-- BEGIN --

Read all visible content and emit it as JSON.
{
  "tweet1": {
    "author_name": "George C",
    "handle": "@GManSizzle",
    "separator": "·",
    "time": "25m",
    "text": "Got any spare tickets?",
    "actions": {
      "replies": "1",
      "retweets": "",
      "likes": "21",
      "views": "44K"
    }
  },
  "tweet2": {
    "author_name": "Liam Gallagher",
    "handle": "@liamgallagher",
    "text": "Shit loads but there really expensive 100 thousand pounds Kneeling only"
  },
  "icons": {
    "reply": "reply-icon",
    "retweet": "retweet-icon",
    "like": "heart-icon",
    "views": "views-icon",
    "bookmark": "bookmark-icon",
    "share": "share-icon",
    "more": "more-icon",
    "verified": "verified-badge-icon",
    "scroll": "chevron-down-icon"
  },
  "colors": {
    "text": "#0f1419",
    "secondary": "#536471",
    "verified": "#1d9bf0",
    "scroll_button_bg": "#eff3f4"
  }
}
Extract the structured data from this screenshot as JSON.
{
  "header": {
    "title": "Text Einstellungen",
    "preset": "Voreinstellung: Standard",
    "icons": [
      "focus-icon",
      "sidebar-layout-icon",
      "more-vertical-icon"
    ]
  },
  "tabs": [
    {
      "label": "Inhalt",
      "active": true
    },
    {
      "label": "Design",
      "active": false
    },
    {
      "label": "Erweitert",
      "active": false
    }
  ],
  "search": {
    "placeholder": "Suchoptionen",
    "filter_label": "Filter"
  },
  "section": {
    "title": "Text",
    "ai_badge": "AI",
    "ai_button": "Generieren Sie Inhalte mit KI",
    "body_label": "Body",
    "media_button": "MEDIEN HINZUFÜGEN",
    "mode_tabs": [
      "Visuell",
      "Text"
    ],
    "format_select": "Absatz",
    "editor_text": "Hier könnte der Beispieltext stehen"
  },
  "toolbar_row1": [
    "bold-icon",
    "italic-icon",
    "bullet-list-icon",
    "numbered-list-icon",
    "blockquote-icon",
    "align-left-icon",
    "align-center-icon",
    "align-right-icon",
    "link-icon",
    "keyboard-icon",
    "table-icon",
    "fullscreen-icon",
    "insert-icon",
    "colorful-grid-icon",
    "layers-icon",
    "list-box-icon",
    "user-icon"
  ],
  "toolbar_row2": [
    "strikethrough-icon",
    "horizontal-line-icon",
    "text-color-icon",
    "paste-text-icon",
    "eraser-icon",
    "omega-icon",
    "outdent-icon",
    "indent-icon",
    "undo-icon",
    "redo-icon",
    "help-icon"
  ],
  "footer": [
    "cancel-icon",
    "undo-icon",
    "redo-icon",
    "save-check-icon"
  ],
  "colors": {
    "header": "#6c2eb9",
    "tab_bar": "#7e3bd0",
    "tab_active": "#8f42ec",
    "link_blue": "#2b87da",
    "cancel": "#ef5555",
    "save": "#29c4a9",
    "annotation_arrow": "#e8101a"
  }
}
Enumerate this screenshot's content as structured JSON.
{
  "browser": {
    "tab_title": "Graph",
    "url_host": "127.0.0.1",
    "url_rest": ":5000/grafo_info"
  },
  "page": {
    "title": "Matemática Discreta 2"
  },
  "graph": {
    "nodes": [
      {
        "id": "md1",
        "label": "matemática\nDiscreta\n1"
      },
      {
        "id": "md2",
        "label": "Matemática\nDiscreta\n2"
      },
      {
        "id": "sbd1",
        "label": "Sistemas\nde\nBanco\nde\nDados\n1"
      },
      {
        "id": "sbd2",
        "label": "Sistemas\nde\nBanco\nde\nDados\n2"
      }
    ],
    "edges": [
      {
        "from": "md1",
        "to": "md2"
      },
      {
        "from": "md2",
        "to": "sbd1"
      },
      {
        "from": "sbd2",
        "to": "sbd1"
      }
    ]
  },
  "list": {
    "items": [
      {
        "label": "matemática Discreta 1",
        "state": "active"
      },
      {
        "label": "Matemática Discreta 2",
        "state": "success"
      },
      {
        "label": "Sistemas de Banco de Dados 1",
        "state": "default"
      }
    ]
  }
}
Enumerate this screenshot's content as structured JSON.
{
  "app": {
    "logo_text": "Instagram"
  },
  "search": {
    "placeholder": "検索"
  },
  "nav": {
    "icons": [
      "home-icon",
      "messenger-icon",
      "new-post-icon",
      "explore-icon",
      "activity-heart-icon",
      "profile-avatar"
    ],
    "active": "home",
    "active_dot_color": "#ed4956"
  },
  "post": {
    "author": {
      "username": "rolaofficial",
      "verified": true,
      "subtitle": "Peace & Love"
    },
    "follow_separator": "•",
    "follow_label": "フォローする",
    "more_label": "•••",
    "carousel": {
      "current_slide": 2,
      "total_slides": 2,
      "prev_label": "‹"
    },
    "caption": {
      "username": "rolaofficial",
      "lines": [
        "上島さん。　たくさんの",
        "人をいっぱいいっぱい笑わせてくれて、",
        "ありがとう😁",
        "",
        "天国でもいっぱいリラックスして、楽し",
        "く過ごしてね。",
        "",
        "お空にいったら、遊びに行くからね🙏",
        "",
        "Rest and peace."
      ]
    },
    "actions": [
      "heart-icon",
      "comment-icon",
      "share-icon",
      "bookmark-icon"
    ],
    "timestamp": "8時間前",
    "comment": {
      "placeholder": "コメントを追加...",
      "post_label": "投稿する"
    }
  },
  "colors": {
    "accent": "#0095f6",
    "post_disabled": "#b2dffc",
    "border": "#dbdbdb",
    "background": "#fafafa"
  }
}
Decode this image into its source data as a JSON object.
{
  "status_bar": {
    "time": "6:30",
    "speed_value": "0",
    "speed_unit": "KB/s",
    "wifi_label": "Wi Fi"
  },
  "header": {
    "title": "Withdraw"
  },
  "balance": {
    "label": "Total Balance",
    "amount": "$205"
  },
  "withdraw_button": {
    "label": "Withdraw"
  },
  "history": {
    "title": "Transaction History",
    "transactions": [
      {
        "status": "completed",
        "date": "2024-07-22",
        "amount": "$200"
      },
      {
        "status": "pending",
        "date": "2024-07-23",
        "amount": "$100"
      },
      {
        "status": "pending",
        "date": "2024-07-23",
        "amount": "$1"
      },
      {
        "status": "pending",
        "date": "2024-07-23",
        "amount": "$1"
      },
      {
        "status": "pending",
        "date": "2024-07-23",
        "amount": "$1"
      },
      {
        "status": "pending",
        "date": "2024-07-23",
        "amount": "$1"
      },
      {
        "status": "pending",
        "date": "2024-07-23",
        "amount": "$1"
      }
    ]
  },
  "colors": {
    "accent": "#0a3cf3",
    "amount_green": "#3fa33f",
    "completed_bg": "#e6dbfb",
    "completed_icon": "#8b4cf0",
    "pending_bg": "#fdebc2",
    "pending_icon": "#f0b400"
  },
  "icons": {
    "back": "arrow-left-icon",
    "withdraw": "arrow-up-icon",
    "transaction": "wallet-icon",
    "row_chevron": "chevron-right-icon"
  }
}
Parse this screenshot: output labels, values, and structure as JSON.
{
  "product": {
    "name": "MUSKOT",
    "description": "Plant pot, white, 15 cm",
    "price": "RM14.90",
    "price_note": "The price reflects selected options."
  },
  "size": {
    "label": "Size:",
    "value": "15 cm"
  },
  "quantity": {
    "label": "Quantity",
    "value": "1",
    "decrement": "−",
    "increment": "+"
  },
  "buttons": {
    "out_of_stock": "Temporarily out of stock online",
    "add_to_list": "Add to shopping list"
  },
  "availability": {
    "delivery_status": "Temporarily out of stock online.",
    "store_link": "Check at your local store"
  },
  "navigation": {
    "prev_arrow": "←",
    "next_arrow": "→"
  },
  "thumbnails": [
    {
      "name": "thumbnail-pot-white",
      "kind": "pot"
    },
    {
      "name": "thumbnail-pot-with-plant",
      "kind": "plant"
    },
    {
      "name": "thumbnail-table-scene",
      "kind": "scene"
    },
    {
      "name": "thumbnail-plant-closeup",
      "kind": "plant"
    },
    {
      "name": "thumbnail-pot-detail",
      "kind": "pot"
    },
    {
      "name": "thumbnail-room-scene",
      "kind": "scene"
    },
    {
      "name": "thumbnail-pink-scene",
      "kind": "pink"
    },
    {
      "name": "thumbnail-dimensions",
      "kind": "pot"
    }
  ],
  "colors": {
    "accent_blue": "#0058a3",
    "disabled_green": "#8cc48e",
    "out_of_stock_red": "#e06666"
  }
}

-- END --

Of all the lines above, how many contain the word "table"? Answer with only the number.

### [Exercise result]
2